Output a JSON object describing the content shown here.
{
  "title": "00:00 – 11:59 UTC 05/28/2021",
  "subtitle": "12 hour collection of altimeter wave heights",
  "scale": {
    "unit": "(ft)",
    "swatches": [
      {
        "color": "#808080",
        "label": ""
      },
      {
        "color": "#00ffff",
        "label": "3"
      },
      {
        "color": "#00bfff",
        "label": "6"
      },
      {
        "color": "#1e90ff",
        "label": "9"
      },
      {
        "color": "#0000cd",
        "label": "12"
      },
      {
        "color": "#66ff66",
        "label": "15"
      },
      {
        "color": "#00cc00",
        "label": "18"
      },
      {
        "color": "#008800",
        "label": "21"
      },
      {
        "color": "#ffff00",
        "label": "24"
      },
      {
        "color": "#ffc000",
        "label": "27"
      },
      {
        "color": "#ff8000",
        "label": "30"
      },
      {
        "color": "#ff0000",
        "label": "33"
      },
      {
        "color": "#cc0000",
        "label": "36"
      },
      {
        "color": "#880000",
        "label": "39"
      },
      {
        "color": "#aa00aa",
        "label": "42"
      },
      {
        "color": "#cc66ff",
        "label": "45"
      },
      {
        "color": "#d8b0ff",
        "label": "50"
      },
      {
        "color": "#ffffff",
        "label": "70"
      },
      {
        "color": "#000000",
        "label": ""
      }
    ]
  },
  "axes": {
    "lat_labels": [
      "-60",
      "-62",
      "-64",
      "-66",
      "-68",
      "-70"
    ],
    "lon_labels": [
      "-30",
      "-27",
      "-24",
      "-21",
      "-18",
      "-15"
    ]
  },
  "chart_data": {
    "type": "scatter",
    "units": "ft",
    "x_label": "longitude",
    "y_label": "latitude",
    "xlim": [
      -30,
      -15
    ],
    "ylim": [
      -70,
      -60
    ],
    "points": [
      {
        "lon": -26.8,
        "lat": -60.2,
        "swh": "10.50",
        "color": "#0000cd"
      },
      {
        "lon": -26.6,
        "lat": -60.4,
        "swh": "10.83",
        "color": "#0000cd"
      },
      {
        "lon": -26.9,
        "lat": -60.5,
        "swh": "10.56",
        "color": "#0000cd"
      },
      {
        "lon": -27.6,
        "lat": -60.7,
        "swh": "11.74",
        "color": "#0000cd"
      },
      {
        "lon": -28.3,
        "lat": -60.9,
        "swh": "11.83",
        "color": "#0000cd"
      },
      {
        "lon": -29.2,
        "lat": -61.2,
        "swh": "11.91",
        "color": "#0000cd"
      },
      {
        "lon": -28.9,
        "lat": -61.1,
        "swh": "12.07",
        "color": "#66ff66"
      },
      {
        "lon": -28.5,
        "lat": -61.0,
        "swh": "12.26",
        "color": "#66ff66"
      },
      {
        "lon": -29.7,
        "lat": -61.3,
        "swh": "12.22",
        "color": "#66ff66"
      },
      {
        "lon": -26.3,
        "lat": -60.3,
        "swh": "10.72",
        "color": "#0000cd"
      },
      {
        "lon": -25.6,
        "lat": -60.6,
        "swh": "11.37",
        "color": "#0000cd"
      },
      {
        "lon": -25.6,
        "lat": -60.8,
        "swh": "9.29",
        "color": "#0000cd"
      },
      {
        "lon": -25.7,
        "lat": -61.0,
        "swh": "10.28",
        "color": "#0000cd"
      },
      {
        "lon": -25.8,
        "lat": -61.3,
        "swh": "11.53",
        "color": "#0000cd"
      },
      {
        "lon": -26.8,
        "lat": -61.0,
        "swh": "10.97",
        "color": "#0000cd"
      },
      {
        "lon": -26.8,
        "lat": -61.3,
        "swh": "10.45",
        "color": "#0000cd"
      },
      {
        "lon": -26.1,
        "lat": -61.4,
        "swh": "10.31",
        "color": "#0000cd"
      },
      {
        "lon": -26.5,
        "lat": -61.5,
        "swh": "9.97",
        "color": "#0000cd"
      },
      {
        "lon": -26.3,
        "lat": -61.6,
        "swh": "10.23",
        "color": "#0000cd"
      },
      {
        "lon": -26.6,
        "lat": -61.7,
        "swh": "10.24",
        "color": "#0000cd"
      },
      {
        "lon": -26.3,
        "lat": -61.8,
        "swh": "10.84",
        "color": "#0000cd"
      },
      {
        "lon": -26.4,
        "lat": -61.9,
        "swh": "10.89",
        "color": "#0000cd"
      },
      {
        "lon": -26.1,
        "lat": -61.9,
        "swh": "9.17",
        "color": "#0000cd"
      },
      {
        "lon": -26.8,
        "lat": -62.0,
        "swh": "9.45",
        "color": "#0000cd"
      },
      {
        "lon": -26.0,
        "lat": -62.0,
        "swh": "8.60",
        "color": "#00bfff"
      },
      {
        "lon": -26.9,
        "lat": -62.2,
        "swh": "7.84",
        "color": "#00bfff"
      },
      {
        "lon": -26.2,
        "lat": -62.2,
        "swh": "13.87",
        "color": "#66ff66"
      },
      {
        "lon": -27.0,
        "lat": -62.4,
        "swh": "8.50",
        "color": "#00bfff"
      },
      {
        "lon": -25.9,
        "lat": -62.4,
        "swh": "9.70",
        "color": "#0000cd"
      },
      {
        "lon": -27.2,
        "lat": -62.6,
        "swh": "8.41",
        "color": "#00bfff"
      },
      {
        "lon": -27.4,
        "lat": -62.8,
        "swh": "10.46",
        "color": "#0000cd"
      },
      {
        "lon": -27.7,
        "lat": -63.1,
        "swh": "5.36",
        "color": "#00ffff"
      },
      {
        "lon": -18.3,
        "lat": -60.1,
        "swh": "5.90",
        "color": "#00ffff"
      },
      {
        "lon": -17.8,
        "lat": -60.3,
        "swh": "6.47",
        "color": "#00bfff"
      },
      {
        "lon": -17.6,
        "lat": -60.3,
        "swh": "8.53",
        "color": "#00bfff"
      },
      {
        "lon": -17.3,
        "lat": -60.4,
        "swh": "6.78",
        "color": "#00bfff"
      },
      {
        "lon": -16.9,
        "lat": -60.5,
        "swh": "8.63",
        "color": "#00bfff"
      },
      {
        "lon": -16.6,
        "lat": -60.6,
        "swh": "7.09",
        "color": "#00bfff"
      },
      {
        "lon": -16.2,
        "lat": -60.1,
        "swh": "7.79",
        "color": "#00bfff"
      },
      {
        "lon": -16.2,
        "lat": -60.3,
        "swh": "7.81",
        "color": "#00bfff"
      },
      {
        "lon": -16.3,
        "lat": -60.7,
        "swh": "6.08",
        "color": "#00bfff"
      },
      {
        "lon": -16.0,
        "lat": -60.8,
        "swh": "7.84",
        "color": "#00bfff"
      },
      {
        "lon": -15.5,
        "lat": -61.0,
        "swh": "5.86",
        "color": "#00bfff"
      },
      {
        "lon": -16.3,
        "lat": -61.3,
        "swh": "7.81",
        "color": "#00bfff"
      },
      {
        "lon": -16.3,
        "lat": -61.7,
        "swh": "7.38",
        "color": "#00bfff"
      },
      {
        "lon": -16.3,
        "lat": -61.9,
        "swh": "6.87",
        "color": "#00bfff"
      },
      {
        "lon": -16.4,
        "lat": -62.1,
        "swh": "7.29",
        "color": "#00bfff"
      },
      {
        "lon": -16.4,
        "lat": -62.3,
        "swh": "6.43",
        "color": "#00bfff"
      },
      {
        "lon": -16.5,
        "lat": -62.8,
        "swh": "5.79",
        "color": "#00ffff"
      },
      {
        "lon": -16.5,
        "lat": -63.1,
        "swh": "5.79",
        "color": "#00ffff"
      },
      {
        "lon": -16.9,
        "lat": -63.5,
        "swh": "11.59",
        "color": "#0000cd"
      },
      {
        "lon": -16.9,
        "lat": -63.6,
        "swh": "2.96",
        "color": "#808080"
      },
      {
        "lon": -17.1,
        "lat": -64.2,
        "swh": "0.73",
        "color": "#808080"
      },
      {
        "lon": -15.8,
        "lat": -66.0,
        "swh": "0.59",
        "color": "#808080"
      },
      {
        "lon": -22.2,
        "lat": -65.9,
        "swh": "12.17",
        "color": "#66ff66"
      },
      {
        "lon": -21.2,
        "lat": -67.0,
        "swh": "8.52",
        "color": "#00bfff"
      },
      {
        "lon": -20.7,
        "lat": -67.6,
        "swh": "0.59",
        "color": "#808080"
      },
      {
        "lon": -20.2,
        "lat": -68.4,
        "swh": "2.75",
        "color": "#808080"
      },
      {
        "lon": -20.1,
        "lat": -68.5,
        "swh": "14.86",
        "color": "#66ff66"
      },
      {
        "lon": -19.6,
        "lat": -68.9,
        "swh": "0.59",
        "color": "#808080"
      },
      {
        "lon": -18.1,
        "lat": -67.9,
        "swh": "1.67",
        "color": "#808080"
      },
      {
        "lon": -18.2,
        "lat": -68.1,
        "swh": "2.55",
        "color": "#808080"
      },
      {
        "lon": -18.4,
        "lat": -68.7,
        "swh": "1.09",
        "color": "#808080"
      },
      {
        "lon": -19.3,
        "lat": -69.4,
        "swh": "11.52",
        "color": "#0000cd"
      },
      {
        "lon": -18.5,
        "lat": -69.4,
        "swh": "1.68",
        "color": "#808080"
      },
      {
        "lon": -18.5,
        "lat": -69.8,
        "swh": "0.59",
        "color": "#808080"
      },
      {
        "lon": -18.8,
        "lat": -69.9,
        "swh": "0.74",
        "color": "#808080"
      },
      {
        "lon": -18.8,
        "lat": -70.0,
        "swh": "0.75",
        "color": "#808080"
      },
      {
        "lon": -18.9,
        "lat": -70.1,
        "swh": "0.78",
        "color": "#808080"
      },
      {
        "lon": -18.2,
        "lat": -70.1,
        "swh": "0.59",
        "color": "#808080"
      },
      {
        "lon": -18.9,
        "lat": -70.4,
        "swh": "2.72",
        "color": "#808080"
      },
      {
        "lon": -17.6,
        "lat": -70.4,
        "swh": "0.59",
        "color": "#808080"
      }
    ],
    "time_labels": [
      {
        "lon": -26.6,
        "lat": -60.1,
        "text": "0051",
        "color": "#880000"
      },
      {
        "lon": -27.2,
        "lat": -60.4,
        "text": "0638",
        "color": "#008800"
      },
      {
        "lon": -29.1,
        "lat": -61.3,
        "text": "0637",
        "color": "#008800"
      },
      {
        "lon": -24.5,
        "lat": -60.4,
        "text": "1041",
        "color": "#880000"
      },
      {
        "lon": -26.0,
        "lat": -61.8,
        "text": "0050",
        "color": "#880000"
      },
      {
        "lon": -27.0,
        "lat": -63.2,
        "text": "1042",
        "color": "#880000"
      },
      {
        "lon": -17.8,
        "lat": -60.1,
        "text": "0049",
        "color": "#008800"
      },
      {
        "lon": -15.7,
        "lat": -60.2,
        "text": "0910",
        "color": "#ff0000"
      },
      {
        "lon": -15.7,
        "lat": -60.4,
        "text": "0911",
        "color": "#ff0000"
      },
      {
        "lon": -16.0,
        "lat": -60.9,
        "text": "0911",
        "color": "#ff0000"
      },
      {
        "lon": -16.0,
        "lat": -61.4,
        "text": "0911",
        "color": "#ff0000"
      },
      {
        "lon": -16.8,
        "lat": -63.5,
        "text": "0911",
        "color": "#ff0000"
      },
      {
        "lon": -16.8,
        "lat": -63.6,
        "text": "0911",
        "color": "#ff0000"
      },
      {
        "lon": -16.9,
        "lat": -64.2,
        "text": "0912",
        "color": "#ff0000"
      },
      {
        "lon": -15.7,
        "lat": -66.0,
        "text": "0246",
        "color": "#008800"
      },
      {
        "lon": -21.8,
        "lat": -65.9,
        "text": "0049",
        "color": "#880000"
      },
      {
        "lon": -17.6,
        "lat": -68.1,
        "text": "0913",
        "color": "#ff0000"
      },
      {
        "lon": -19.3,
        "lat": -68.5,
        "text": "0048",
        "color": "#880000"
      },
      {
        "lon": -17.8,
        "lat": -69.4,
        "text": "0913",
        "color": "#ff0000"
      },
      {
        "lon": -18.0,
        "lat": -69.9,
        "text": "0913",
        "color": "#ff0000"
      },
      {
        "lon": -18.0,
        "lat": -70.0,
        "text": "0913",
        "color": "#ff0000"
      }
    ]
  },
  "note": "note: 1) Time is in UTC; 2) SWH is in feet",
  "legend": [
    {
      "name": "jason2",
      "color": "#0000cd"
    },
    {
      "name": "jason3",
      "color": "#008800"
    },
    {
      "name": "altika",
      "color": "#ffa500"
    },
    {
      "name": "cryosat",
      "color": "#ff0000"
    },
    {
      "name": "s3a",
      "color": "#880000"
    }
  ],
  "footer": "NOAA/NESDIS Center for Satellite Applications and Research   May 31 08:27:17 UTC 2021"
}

▶ [Objective] Search the lines above for the string "name", then show every one that has it.

▶ [Completed exercise]
      "name": "jason2",
      "name": "jason3",
      "name": "altika",
      "name": "cryosat",
      "name": "s3a",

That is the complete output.